▶ Written instruction
Pull every line holding the string "committees" from the records below.

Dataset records
┄┄┄┄┄┄

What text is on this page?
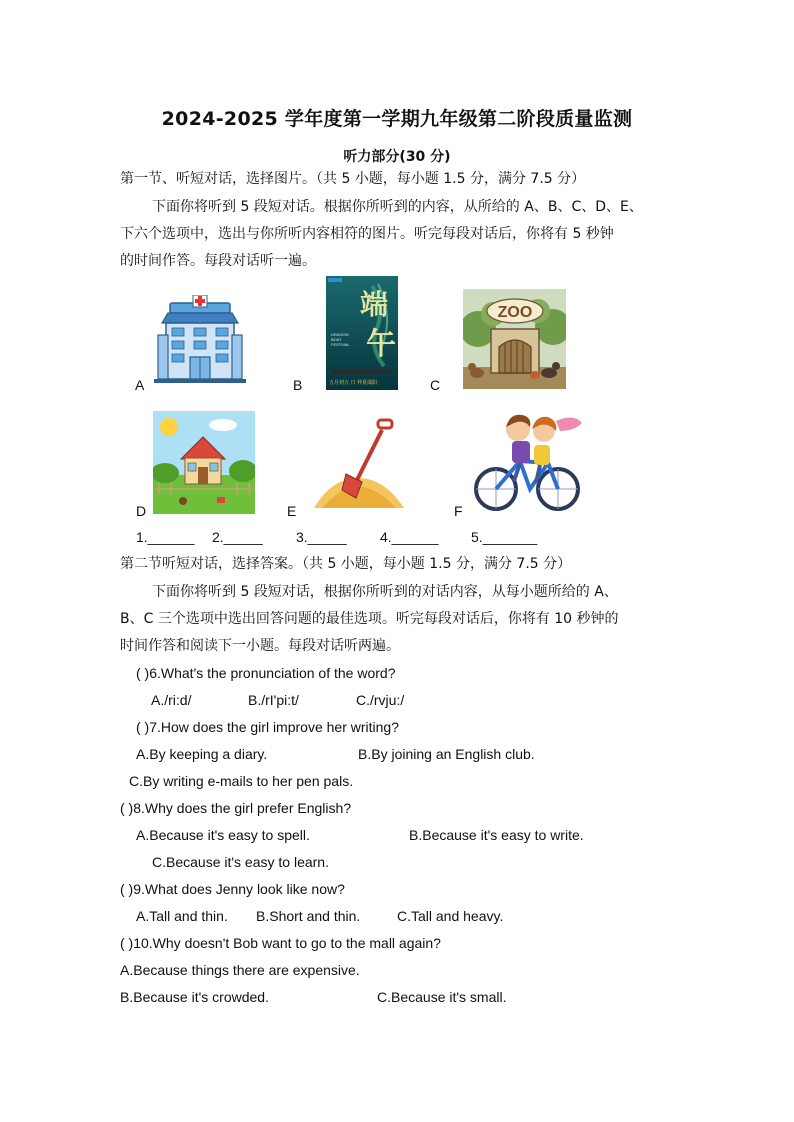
2024-2025 学年度第一学期九年级第二阶段质量监测
听力部分(30 分)
第一节、听短对话，选择图片。（共 5 小题，每小题 1.5 分，满分 7.5 分）
下面你将听到 5 段短对话。根据你所听到的内容，从所给的 A、B、C、D、E、
下六个选项中，选出与你所听内容相符的图片。听完每段对话后，你将有 5 秒钟
的时间作答。每段对话听一遍。
A	B	C
D	E	F
端
午
DRAGON
BOAT
FESTIVAL
五月初五 日 仲夏端阳
ZOO
1.______ 2._____ 3._____ 4.______ 5._______
第二节听短对话，选择答案。（共 5 小题，每小题 1.5 分，满分 7.5 分）
下面你将听到 5 段短对话，根据你所听到的对话内容，从每小题所给的 A、
B、C 三个选项中选出回答问题的最佳选项。听完每段对话后，你将有 10 秒钟的
时间作答和阅读下一小题。每段对话听两遍。
( )6.What's the pronunciation of the word?
A./ri:d/	B./rI'pi:t/	C./rvju:/
( )7.How does the girl improve her writing?
A.By keeping a diary.	B.By joining an English club.
C.By writing e-mails to her pen pals.
( )8.Why does the girl prefer English?
A.Because it's easy to spell.	B.Because it's easy to write.
C.Because it's easy to learn.
( )9.What does Jenny look like now?
A.Tall and thin. B.Short and thin.	C.Tall and heavy.
( )10.Why doesn't Bob want to go to the mall again?
A.Because things there are expensive.
B.Because it's crowded.	C.Because it's small.
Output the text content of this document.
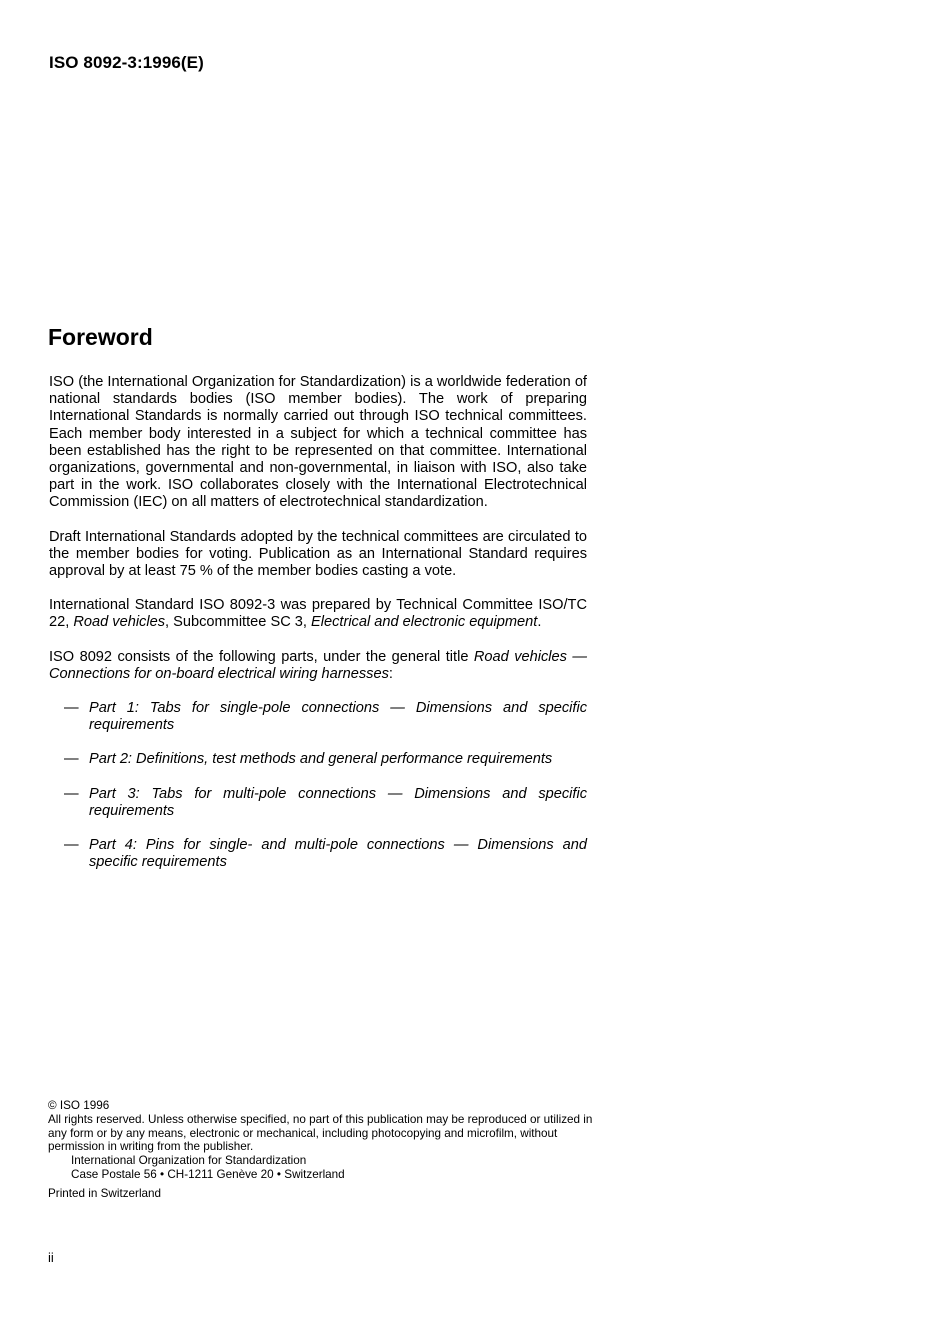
ISO 8092-3:1996(E)
Foreword

ISO (the International Organization for Standardization) is a worldwide federation of national standards bodies (ISO member bodies). The work of preparing International Standards is normally carried out through ISO technical committees. Each member body interested in a subject for which a technical committee has been established has the right to be represented on that committee. International organizations, governmental and non-governmental, in liaison with ISO, also take part in the work. ISO collaborates closely with the International Electrotechnical Commission (IEC) on all matters of electrotechnical standardization.

Draft International Standards adopted by the technical committees are circulated to the member bodies for voting. Publication as an International Standard requires approval by at least 75 % of the member bodies casting a vote.

International Standard ISO 8092-3 was prepared by Technical Committee ISO/TC 22, Road vehicles, Subcommittee SC 3, Electrical and electronic equipment.

ISO 8092 consists of the following parts, under the general title Road vehicles — Connections for on-board electrical wiring harnesses:

— Part 1: Tabs for single-pole connections — Dimensions and specific requirements
— Part 2: Definitions, test methods and general performance requirements
— Part 3: Tabs for multi-pole connections — Dimensions and specific requirements
— Part 4: Pins for single- and multi-pole connections — Dimensions and specific requirements
© ISO 1996
All rights reserved. Unless otherwise specified, no part of this publication may be reproduced or utilized in any form or by any means, electronic or mechanical, including photocopying and microfilm, without permission in writing from the publisher.
International Organization for Standardization
Case Postale 56 • CH-1211 Genève 20 • Switzerland
Printed in Switzerland
ii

┄┄┄┄┄┄

▶ Reply
ISO (the International Organization for Standardization) is a worldwide federation of national standards bodies (ISO member bodies). The work of preparing International Standards is normally carried out through ISO technical committees. Each member body interested in a subject for which a technical committee has been established has the right to be represented on that committee. International organizations, governmental and non-governmental, in liaison with ISO, also take part in the work. ISO collaborates closely with the International Electrotechnical Commission (IEC) on all matters of electrotechnical standardization.
Draft International Standards adopted by the technical committees are circulated to the member bodies for voting. Publication as an International Standard requires approval by at least 75 % of the member bodies casting a vote.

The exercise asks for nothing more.